(Raw records)
----

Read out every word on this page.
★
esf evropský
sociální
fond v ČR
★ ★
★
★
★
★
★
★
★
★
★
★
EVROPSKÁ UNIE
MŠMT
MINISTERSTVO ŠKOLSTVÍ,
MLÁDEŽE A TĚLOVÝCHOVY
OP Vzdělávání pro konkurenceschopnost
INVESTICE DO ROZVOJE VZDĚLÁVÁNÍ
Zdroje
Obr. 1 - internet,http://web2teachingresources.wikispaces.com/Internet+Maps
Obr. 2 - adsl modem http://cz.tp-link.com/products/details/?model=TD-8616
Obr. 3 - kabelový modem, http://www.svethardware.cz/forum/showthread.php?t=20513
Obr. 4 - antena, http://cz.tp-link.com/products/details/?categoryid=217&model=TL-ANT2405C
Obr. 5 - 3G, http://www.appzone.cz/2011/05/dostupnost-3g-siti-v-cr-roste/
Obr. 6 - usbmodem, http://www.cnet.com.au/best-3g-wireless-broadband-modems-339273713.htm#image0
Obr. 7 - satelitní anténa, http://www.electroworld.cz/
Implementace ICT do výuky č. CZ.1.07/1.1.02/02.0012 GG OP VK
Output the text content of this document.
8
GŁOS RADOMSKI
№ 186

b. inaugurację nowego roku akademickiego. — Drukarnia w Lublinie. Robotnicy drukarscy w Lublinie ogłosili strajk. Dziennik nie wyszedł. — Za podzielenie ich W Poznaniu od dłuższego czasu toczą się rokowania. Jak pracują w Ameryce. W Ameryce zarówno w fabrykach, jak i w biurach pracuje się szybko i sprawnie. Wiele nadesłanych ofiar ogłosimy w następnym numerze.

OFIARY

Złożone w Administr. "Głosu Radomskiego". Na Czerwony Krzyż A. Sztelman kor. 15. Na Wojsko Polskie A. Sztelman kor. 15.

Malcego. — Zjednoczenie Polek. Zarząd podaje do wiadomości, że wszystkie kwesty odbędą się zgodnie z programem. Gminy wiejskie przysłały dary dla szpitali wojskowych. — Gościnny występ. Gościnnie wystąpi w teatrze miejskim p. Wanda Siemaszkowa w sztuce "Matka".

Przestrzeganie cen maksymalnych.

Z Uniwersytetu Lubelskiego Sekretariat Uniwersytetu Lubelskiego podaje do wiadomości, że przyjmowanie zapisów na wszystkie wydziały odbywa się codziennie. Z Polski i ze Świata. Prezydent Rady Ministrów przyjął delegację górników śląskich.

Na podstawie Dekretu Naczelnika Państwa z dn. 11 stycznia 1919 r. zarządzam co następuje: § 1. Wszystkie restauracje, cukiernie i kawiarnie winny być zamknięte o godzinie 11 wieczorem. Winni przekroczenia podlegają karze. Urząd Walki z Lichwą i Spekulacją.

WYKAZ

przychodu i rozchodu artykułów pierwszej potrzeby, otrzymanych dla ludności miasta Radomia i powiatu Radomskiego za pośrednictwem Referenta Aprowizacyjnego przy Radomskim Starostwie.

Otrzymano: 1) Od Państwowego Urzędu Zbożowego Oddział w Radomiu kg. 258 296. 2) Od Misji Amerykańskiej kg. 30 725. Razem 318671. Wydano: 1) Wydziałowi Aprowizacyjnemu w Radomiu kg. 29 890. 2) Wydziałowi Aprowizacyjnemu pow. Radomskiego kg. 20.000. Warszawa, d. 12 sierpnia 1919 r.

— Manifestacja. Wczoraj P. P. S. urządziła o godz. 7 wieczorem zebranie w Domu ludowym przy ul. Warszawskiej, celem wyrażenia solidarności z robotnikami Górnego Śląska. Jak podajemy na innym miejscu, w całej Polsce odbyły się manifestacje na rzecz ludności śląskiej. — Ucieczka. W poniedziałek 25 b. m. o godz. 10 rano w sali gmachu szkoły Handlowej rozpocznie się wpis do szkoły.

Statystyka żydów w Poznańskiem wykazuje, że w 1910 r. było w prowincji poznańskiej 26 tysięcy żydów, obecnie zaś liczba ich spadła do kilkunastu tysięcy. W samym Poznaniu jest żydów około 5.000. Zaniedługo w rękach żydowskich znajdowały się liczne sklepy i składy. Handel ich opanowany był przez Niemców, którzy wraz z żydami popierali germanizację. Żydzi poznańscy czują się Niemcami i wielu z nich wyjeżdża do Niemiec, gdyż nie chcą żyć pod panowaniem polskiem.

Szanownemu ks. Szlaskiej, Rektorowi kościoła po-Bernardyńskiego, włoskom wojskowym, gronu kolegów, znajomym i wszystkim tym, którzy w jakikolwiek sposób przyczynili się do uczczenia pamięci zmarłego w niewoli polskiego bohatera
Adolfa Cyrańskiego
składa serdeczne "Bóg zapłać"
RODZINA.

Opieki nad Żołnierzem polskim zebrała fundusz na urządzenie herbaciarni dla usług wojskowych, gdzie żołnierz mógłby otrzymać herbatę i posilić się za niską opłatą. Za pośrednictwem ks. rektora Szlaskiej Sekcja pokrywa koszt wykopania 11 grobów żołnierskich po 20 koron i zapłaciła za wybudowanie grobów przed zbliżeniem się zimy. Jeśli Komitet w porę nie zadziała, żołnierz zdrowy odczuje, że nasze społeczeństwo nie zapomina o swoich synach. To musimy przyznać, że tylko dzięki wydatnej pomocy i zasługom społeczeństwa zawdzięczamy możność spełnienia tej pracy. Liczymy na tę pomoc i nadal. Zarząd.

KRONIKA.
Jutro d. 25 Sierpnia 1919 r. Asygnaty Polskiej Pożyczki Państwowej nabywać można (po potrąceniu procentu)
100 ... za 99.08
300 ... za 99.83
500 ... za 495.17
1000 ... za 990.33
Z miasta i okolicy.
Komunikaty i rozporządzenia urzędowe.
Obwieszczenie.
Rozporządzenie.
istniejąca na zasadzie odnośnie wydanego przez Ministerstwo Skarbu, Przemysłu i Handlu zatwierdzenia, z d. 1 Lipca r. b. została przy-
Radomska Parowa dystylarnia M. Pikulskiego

----

Hand back the material above in full, exactly as written.

Exercise result:
Read out every word on this page.
★
esf evropský
sociální
fond v ČR
★ ★
★
★
★
★
★
★
★
★
★
★
EVROPSKÁ UNIE
MŠMT
MINISTERSTVO ŠKOLSTVÍ,
MLÁDEŽE A TĚLOVÝCHOVY
OP Vzdělávání pro konkurenceschopnost
INVESTICE DO ROZVOJE VZDĚLÁVÁNÍ
Zdroje
Obr. 1 - internet,http://web2teachingresources.wikispaces.com/Internet+Maps
Obr. 2 - adsl modem http://cz.tp-link.com/products/details/?model=TD-8616
Obr. 3 - kabelový modem, http://www.svethardware.cz/forum/showthread.php?t=20513
Obr. 4 - antena, http://cz.tp-link.com/products/details/?categoryid=217&model=TL-ANT2405C
Obr. 5 - 3G, http://www.appzone.cz/2011/05/dostupnost-3g-siti-v-cr-roste/
Obr. 6 - usbmodem, http://www.cnet.com.au/best-3g-wireless-broadband-modems-339273713.htm#image0
Obr. 7 - satelitní anténa, http://www.electroworld.cz/
Implementace ICT do výuky č. CZ.1.07/1.1.02/02.0012 GG OP VK
Output the text content of this document.
8
GŁOS RADOMSKI
№ 186

b. inaugurację nowego roku akademickiego. — Drukarnia w Lublinie. Robotnicy drukarscy w Lublinie ogłosili strajk. Dziennik nie wyszedł. — Za podzielenie ich W Poznaniu od dłuższego czasu toczą się rokowania. Jak pracują w Ameryce. W Ameryce zarówno w fabrykach, jak i w biurach pracuje się szybko i sprawnie. Wiele nadesłanych ofiar ogłosimy w następnym numerze.

OFIARY

Złożone w Administr. "Głosu Radomskiego". Na Czerwony Krzyż A. Sztelman kor. 15. Na Wojsko Polskie A. Sztelman kor. 15.

Malcego. — Zjednoczenie Polek. Zarząd podaje do wiadomości, że wszystkie kwesty odbędą się zgodnie z programem. Gminy wiejskie przysłały dary dla szpitali wojskowych. — Gościnny występ. Gościnnie wystąpi w teatrze miejskim p. Wanda Siemaszkowa w sztuce "Matka".

Przestrzeganie cen maksymalnych.

Z Uniwersytetu Lubelskiego Sekretariat Uniwersytetu Lubelskiego podaje do wiadomości, że przyjmowanie zapisów na wszystkie wydziały odbywa się codziennie. Z Polski i ze Świata. Prezydent Rady Ministrów przyjął delegację górników śląskich.

Na podstawie Dekretu Naczelnika Państwa z dn. 11 stycznia 1919 r. zarządzam co następuje: § 1. Wszystkie restauracje, cukiernie i kawiarnie winny być zamknięte o godzinie 11 wieczorem. Winni przekroczenia podlegają karze. Urząd Walki z Lichwą i Spekulacją.

WYKAZ

przychodu i rozchodu artykułów pierwszej potrzeby, otrzymanych dla ludności miasta Radomia i powiatu Radomskiego za pośrednictwem Referenta Aprowizacyjnego przy Radomskim Starostwie.

Otrzymano: 1) Od Państwowego Urzędu Zbożowego Oddział w Radomiu kg. 258 296. 2) Od Misji Amerykańskiej kg. 30 725. Razem 318671. Wydano: 1) Wydziałowi Aprowizacyjnemu w Radomiu kg. 29 890. 2) Wydziałowi Aprowizacyjnemu pow. Radomskiego kg. 20.000. Warszawa, d. 12 sierpnia 1919 r.

— Manifestacja. Wczoraj P. P. S. urządziła o godz. 7 wieczorem zebranie w Domu ludowym przy ul. Warszawskiej, celem wyrażenia solidarności z robotnikami Górnego Śląska. Jak podajemy na innym miejscu, w całej Polsce odbyły się manifestacje na rzecz ludności śląskiej. — Ucieczka. W poniedziałek 25 b. m. o godz. 10 rano w sali gmachu szkoły Handlowej rozpocznie się wpis do szkoły.

Statystyka żydów w Poznańskiem wykazuje, że w 1910 r. było w prowincji poznańskiej 26 tysięcy żydów, obecnie zaś liczba ich spadła do kilkunastu tysięcy. W samym Poznaniu jest żydów około 5.000. Zaniedługo w rękach żydowskich znajdowały się liczne sklepy i składy. Handel ich opanowany był przez Niemców, którzy wraz z żydami popierali germanizację. Żydzi poznańscy czują się Niemcami i wielu z nich wyjeżdża do Niemiec, gdyż nie chcą żyć pod panowaniem polskiem.

Szanownemu ks. Szlaskiej, Rektorowi kościoła po-Bernardyńskiego, włoskom wojskowym, gronu kolegów, znajomym i wszystkim tym, którzy w jakikolwiek sposób przyczynili się do uczczenia pamięci zmarłego w niewoli polskiego bohatera
Adolfa Cyrańskiego
składa serdeczne "Bóg zapłać"
RODZINA.

Opieki nad Żołnierzem polskim zebrała fundusz na urządzenie herbaciarni dla usług wojskowych, gdzie żołnierz mógłby otrzymać herbatę i posilić się za niską opłatą. Za pośrednictwem ks. rektora Szlaskiej Sekcja pokrywa koszt wykopania 11 grobów żołnierskich po 20 koron i zapłaciła za wybudowanie grobów przed zbliżeniem się zimy. Jeśli Komitet w porę nie zadziała, żołnierz zdrowy odczuje, że nasze społeczeństwo nie zapomina o swoich synach. To musimy przyznać, że tylko dzięki wydatnej pomocy i zasługom społeczeństwa zawdzięczamy możność spełnienia tej pracy. Liczymy na tę pomoc i nadal. Zarząd.

KRONIKA.
Jutro d. 25 Sierpnia 1919 r. Asygnaty Polskiej Pożyczki Państwowej nabywać można (po potrąceniu procentu)
100 ... za 99.08
300 ... za 99.83
500 ... za 495.17
1000 ... za 990.33
Z miasta i okolicy.
Komunikaty i rozporządzenia urzędowe.
Obwieszczenie.
Rozporządzenie.
istniejąca na zasadzie odnośnie wydanego przez Ministerstwo Skarbu, Przemysłu i Handlu zatwierdzenia, z d. 1 Lipca r. b. została przy-
Radomska Parowa dystylarnia M. Pikulskiego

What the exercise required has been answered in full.